*PROBLEM DETAILS*.
According to the forum post about heap memory, which functions does C code mainly use to interact with the heap?

-5

I'm a computer science student, and this has been puzzling me. As I understand it, all memory used by a process is tracked by either the stack or the heap. I understand the stack very well, right down to the assembly level; I feel that I know how it works and why it works the way it does. The heap, however, I know much less about.

I understand how allocations and deallocations happen on the stack, so I understand their cost. I do not understand how allocations and deallocations happen on the heap. I know heap allocations are slower than stack allocations because I have been told so, and because it makes sense that the heap must be more complicated, but I do not know exactly why. Why is the heap called the heap? Is it a heap of addresses of free blocks of memory?

Take C. In C, you interact with the heap mainly through malloc (and calloc, etc) and free. I understand the effect of calling these methods, but I have no idea what they actually do internally; the heap is a black box to me, so I don't intuitively understand the cost of my actions.

I understand the possibility that the implementation of malloc (for example) might vary depending on any number of things, but I find it difficult to believe it could vary too wildly. The fundamentals of the heap have to be constant across most implementations, otherwise it wouldn't have such a specific name. Any pointers (ha)?

Edit: This is not a duplicate of an earlier thread. I've read the thread in question and it does not answer my questions.

Source data:
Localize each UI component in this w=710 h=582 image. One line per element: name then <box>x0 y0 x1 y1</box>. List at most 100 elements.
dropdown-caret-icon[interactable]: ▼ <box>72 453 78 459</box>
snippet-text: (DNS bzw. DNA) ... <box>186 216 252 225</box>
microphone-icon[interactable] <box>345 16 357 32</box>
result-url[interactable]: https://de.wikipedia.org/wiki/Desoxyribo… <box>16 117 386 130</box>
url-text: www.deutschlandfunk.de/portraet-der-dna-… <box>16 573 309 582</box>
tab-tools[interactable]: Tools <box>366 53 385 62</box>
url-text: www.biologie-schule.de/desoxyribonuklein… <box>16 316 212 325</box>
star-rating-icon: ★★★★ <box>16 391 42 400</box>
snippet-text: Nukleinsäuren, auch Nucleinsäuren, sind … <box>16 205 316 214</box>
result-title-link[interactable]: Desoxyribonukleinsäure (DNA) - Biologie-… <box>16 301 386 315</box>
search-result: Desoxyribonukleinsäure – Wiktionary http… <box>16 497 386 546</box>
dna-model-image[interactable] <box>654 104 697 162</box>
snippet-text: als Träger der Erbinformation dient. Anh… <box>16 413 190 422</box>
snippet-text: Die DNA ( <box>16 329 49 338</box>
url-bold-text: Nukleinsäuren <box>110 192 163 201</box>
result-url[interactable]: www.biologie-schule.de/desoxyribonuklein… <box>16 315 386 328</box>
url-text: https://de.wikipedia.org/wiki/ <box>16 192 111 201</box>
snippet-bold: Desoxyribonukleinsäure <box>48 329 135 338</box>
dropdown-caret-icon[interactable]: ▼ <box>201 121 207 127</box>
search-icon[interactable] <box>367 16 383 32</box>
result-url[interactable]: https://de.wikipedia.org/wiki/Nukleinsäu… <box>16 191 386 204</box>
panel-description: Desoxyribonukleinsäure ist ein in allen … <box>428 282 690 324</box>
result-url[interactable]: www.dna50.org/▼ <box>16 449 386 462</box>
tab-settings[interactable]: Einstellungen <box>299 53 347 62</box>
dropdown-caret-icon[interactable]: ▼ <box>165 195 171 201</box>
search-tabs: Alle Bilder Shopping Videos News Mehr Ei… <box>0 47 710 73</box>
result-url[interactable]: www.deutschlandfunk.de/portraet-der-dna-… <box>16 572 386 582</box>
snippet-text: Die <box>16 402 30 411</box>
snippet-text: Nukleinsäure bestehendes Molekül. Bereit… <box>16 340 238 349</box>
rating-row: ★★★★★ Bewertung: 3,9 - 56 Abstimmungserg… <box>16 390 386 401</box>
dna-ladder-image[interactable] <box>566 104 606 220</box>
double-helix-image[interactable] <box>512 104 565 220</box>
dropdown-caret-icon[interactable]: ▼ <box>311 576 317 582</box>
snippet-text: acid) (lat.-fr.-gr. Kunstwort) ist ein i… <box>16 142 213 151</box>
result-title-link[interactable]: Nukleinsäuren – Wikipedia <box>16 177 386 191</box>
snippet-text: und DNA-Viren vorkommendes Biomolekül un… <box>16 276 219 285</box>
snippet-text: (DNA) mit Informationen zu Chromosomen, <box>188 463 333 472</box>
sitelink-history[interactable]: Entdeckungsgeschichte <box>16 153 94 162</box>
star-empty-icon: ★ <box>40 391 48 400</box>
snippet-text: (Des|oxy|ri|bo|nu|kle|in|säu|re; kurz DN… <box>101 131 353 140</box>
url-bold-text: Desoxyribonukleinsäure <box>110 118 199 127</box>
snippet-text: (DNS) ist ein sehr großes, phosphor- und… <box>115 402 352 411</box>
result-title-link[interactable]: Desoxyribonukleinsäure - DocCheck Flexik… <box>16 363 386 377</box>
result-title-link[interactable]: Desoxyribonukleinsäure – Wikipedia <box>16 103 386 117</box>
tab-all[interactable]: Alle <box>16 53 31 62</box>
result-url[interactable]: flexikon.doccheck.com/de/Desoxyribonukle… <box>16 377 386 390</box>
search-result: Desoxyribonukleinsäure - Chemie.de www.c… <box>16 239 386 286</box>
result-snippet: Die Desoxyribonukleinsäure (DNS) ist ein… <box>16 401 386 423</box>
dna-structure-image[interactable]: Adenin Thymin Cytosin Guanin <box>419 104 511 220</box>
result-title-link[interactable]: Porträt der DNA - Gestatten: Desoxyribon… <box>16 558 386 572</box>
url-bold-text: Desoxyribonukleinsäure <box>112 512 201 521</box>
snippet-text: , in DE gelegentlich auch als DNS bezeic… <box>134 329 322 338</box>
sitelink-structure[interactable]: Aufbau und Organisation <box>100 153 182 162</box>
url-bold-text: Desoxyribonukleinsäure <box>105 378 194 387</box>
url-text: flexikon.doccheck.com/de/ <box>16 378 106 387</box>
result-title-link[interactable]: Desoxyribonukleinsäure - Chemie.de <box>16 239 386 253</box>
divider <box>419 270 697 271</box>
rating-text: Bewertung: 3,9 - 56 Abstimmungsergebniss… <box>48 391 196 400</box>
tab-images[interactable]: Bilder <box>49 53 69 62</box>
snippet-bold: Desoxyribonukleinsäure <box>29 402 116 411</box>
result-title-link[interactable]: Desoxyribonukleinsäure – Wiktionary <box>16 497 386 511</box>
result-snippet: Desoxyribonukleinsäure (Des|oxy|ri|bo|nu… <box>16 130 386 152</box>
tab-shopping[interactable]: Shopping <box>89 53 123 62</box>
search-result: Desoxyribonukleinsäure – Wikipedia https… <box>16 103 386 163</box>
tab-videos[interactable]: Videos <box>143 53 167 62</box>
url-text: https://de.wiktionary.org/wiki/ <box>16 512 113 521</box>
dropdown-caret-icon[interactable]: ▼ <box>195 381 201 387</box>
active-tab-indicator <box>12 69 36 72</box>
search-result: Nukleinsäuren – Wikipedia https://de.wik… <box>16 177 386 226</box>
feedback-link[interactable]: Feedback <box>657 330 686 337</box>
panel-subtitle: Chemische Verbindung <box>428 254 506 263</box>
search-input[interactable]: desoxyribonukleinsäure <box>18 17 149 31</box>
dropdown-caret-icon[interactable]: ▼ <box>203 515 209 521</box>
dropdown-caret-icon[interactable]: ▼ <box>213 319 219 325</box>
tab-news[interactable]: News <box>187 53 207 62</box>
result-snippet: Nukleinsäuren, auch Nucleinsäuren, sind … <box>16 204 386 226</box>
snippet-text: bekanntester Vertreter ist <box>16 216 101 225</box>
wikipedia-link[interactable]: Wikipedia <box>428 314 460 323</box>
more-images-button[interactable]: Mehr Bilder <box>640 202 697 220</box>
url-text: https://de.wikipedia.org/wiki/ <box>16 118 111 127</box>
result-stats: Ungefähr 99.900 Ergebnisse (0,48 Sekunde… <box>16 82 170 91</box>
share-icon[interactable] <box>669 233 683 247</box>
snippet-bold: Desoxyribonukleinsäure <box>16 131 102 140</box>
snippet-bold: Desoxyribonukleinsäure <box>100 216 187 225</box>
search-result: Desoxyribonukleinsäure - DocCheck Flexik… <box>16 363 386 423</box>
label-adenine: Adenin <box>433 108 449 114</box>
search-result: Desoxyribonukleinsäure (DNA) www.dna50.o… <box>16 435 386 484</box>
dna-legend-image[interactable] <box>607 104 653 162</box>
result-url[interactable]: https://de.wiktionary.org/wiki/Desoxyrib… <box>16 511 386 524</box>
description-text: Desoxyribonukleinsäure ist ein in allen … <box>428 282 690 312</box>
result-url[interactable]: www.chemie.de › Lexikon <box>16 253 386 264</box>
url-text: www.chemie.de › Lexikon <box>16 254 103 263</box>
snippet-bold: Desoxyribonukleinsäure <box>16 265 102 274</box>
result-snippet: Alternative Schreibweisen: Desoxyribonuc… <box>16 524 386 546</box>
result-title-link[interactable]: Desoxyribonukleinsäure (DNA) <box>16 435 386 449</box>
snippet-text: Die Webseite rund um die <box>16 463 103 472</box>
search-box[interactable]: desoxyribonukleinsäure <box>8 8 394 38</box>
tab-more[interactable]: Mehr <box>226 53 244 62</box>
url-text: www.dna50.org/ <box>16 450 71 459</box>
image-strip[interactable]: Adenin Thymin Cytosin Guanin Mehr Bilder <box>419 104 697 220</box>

*RESPONSE TO THE EXERCISE*.
malloc (along with calloc and similar functions) and free.